Dataset excerpts:
## BEGIN

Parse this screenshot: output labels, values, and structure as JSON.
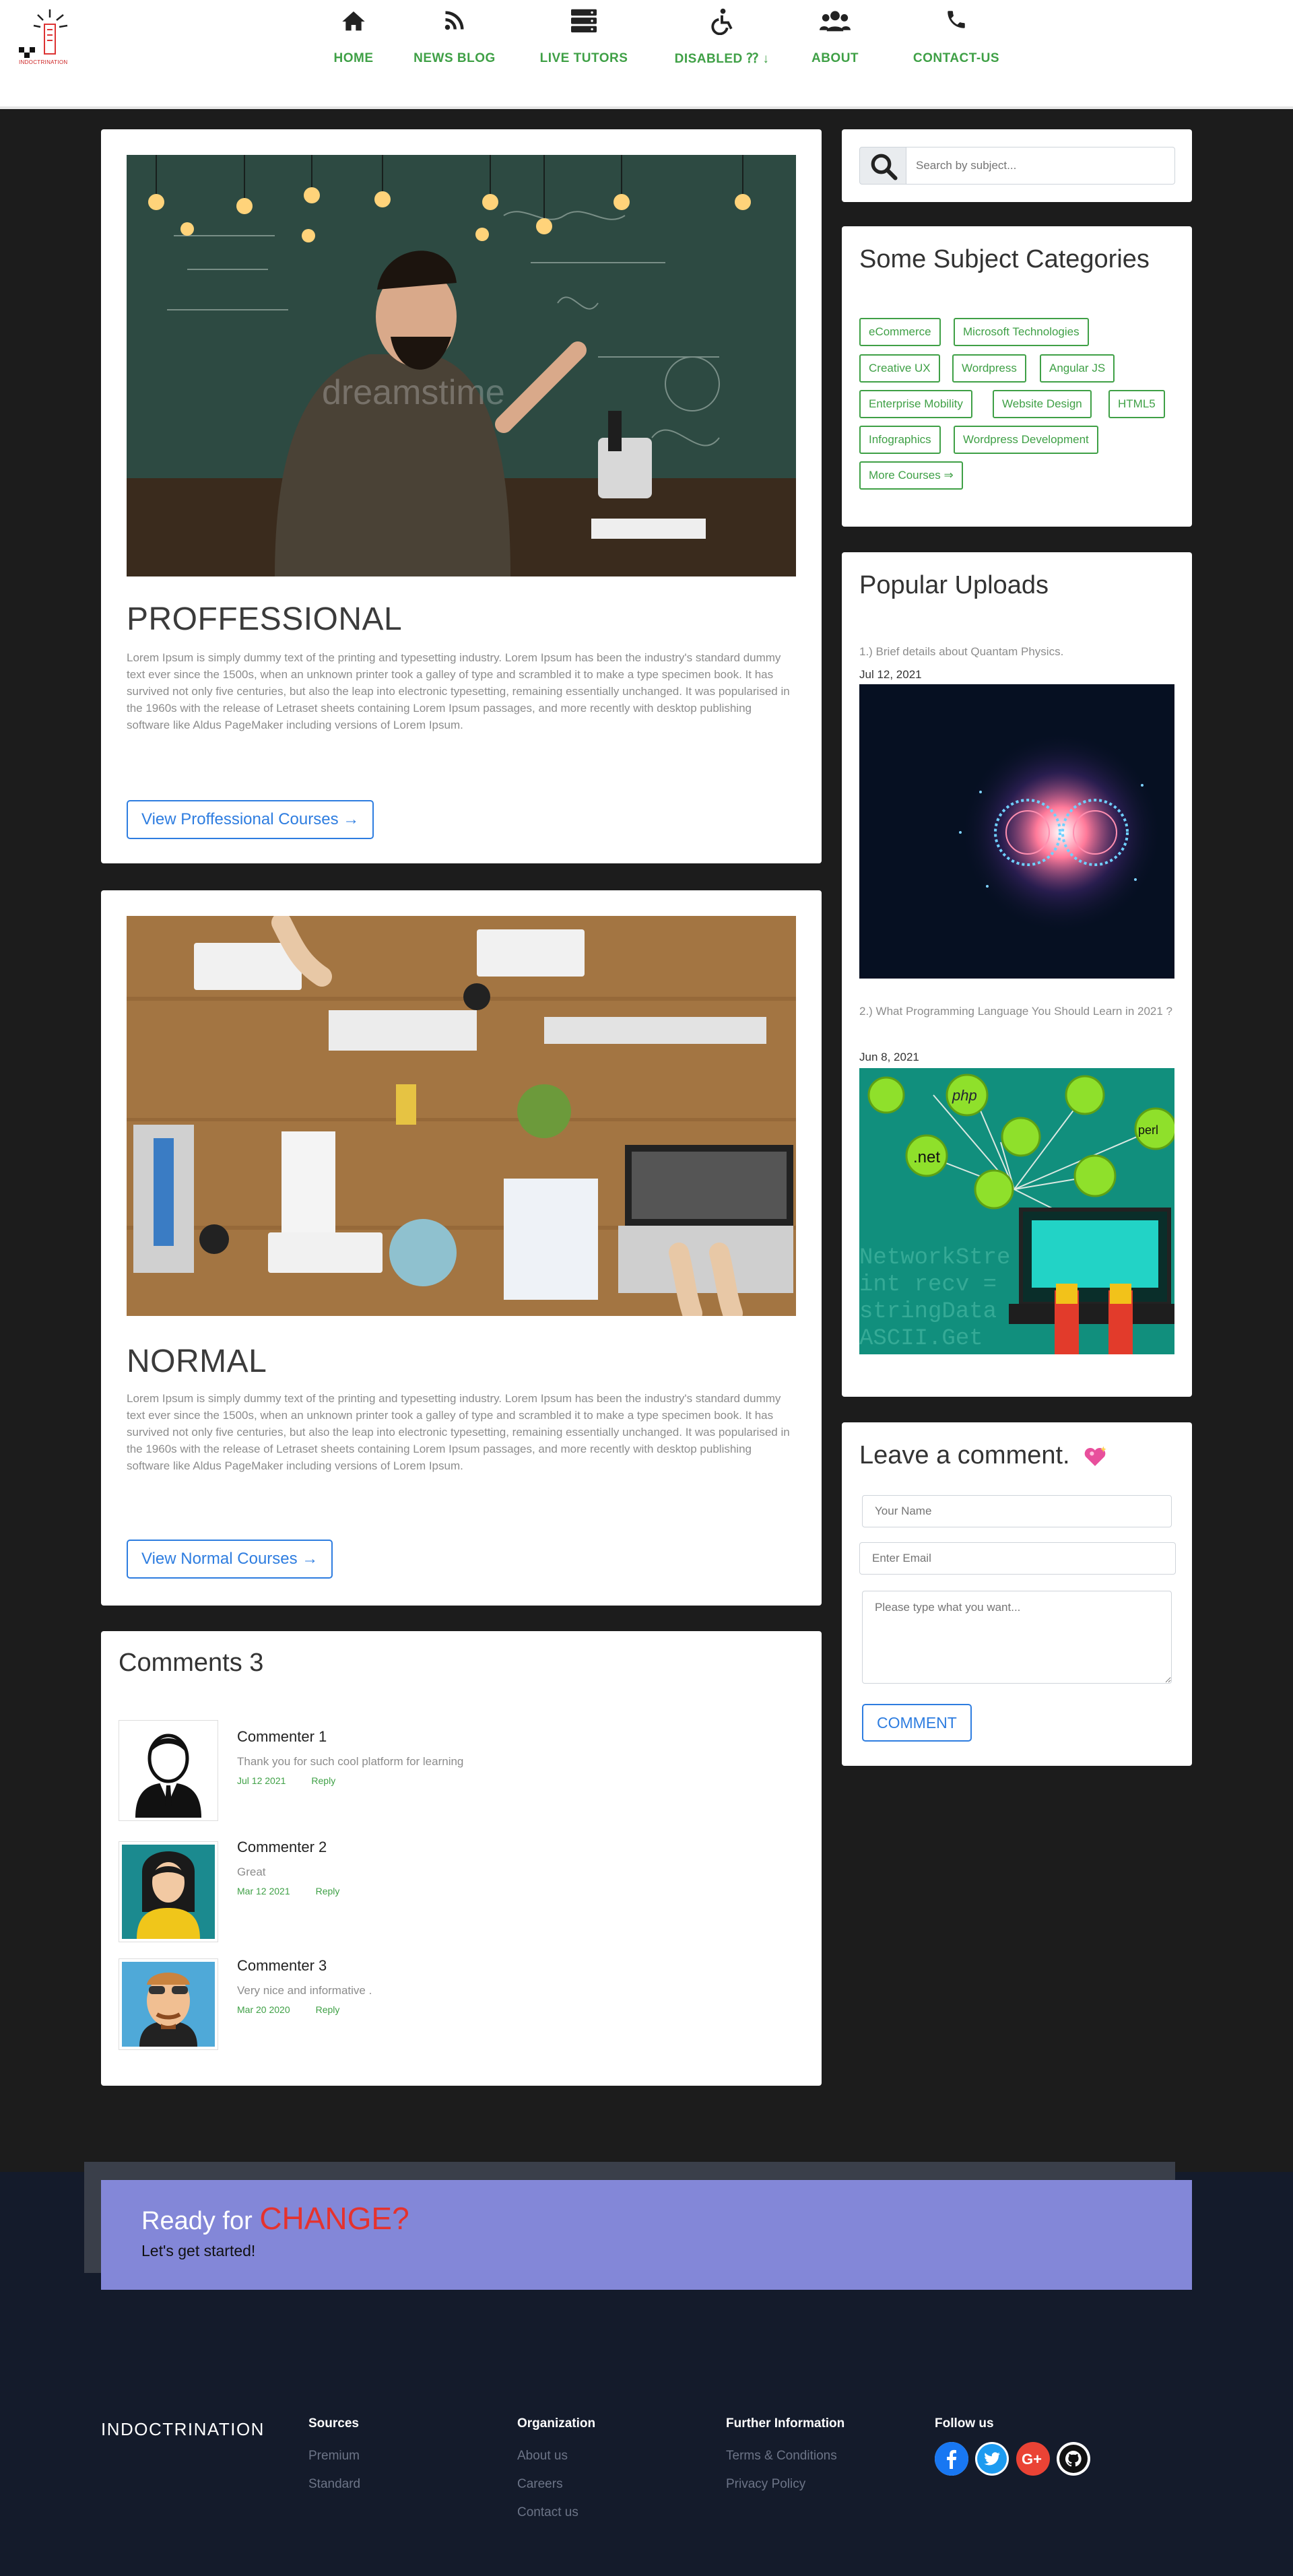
{
  "nav": {
    "items": [
      {
        "label": "HOME",
        "icon": "home-icon"
      },
      {
        "label": "NEWS BLOG",
        "icon": "rss-icon"
      },
      {
        "label": "LIVE TUTORS",
        "icon": "server-icon"
      },
      {
        "label": "DISABLED ⁇ ↓",
        "icon": "wheelchair-icon"
      },
      {
        "label": "ABOUT",
        "icon": "users-icon"
      },
      {
        "label": "CONTACT-US",
        "icon": "phone-icon"
      }
    ],
    "accent": "#3fa046"
  },
  "logo": {
    "text": "INDOCTRINATION"
  },
  "posts": [
    {
      "title": "PROFFESSIONAL",
      "text": "Lorem Ipsum is simply dummy text of the printing and typesetting industry. Lorem Ipsum has been the industry's standard dummy text ever since the 1500s, when an unknown printer took a galley of type and scrambled it to make a type specimen book. It has survived not only five centuries, but also the leap into electronic typesetting, remaining essentially unchanged. It was popularised in the 1960s with the release of Letraset sheets containing Lorem Ipsum passages, and more recently with desktop publishing software like Aldus PageMaker including versions of Lorem Ipsum.",
      "button": "View Proffessional Courses →",
      "watermark": "dreamstime"
    },
    {
      "title": "NORMAL",
      "text": "Lorem Ipsum is simply dummy text of the printing and typesetting industry. Lorem Ipsum has been the industry's standard dummy text ever since the 1500s, when an unknown printer took a galley of type and scrambled it to make a type specimen book. It has survived not only five centuries, but also the leap into electronic typesetting, remaining essentially unchanged. It was popularised in the 1960s with the release of Letraset sheets containing Lorem Ipsum passages, and more recently with desktop publishing software like Aldus PageMaker including versions of Lorem Ipsum.",
      "button": "View Normal Courses →"
    }
  ],
  "comments": {
    "title": "Comments 3",
    "items": [
      {
        "name": "Commenter 1",
        "text": "Thank you for such cool platform for learning",
        "date": "Jul 12 2021",
        "reply": "Reply"
      },
      {
        "name": "Commenter 2",
        "text": "Great",
        "date": "Mar 12 2021",
        "reply": "Reply"
      },
      {
        "name": "Commenter 3",
        "text": "Very nice and informative .",
        "date": "Mar 20 2020",
        "reply": "Reply"
      }
    ]
  },
  "search": {
    "placeholder": "Search by subject..."
  },
  "categories": {
    "title": "Some Subject Categories",
    "tags": [
      "eCommerce",
      "Microsoft Technologies",
      "Creative UX",
      "Wordpress",
      "Angular JS",
      "Enterprise Mobility",
      "Website Design",
      "HTML5",
      "Infographics",
      "Wordpress Development",
      "More Courses ⇒"
    ]
  },
  "popular": {
    "title": "Popular Uploads",
    "items": [
      {
        "text": "1.) Brief details about Quantam Physics.",
        "date": "Jul 12, 2021"
      },
      {
        "text": "2.) What Programming Language You Should Learn in 2021 ?",
        "date": "Jun 8, 2021"
      }
    ],
    "code_labels": [
      ".net",
      "php",
      "perl"
    ]
  },
  "leave_comment": {
    "title": "Leave a comment.",
    "name_placeholder": "Your Name",
    "email_placeholder": "Enter Email",
    "message_placeholder": "Please type what you want...",
    "button": "COMMENT"
  },
  "cta": {
    "title_prefix": "Ready for",
    "title_highlight": "CHANGE?",
    "subtitle": "Let's get started!",
    "bg": "#8387d8",
    "highlight_color": "#e5322d"
  },
  "footer": {
    "brand": "INDOCTRINATION",
    "columns": [
      {
        "heading": "Sources",
        "links": [
          "Premium",
          "Standard"
        ]
      },
      {
        "heading": "Organization",
        "links": [
          "About us",
          "Careers",
          "Contact us"
        ]
      },
      {
        "heading": "Further Information",
        "links": [
          "Terms & Conditions",
          "Privacy Policy"
        ]
      }
    ],
    "follow": {
      "heading": "Follow us",
      "icons": [
        "facebook-icon",
        "twitter-icon",
        "google-plus-icon",
        "github-icon"
      ]
    }
  }
}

## END

THE PROBLEM: Transcribe the records above exactly, omitting every picture they contain.

TASK SOLUTION:
Parse this screenshot: output labels, values, and structure as JSON.
{
  "nav": {
    "items": [
      {
        "label": "HOME",
        "icon": "home-icon"
      },
      {
        "label": "NEWS BLOG",
        "icon": "rss-icon"
      },
      {
        "label": "LIVE TUTORS",
        "icon": "server-icon"
      },
      {
        "label": "DISABLED ⁇ ↓",
        "icon": "wheelchair-icon"
      },
      {
        "label": "ABOUT",
        "icon": "users-icon"
      },
      {
        "label": "CONTACT-US",
        "icon": "phone-icon"
      }
    ],
    "accent": "#3fa046"
  },
  "logo": {
    "text": "INDOCTRINATION"
  },
  "posts": [
    {
      "title": "PROFFESSIONAL",
      "text": "Lorem Ipsum is simply dummy text of the printing and typesetting industry. Lorem Ipsum has been the industry's standard dummy text ever since the 1500s, when an unknown printer took a galley of type and scrambled it to make a type specimen book. It has survived not only five centuries, but also the leap into electronic typesetting, remaining essentially unchanged. It was popularised in the 1960s with the release of Letraset sheets containing Lorem Ipsum passages, and more recently with desktop publishing software like Aldus PageMaker including versions of Lorem Ipsum.",
      "button": "View Proffessional Courses →",
      "watermark": "dreamstime"
    },
    {
      "title": "NORMAL",
      "text": "Lorem Ipsum is simply dummy text of the printing and typesetting industry. Lorem Ipsum has been the industry's standard dummy text ever since the 1500s, when an unknown printer took a galley of type and scrambled it to make a type specimen book. It has survived not only five centuries, but also the leap into electronic typesetting, remaining essentially unchanged. It was popularised in the 1960s with the release of Letraset sheets containing Lorem Ipsum passages, and more recently with desktop publishing software like Aldus PageMaker including versions of Lorem Ipsum.",
      "button": "View Normal Courses →"
    }
  ],
  "comments": {
    "title": "Comments 3",
    "items": [
      {
        "name": "Commenter 1",
        "text": "Thank you for such cool platform for learning",
        "date": "Jul 12 2021",
        "reply": "Reply"
      },
      {
        "name": "Commenter 2",
        "text": "Great",
        "date": "Mar 12 2021",
        "reply": "Reply"
      },
      {
        "name": "Commenter 3",
        "text": "Very nice and informative .",
        "date": "Mar 20 2020",
        "reply": "Reply"
      }
    ]
  },
  "search": {
    "placeholder": "Search by subject..."
  },
  "categories": {
    "title": "Some Subject Categories",
    "tags": [
      "eCommerce",
      "Microsoft Technologies",
      "Creative UX",
      "Wordpress",
      "Angular JS",
      "Enterprise Mobility",
      "Website Design",
      "HTML5",
      "Infographics",
      "Wordpress Development",
      "More Courses ⇒"
    ]
  },
  "popular": {
    "title": "Popular Uploads",
    "items": [
      {
        "text": "1.) Brief details about Quantam Physics.",
        "date": "Jul 12, 2021"
      },
      {
        "text": "2.) What Programming Language You Should Learn in 2021 ?",
        "date": "Jun 8, 2021"
      }
    ],
    "code_labels": [
      ".net",
      "php",
      "perl"
    ]
  },
  "leave_comment": {
    "title": "Leave a comment.",
    "name_placeholder": "Your Name",
    "email_placeholder": "Enter Email",
    "message_placeholder": "Please type what you want...",
    "button": "COMMENT"
  },
  "cta": {
    "title_prefix": "Ready for",
    "title_highlight": "CHANGE?",
    "subtitle": "Let's get started!",
    "bg": "#8387d8",
    "highlight_color": "#e5322d"
  },
  "footer": {
    "brand": "INDOCTRINATION",
    "columns": [
      {
        "heading": "Sources",
        "links": [
          "Premium",
          "Standard"
        ]
      },
      {
        "heading": "Organization",
        "links": [
          "About us",
          "Careers",
          "Contact us"
        ]
      },
      {
        "heading": "Further Information",
        "links": [
          "Terms & Conditions",
          "Privacy Policy"
        ]
      }
    ],
    "follow": {
      "heading": "Follow us",
      "icons": [
        "facebook-icon",
        "twitter-icon",
        "google-plus-icon",
        "github-icon"
      ]
    }
  }
}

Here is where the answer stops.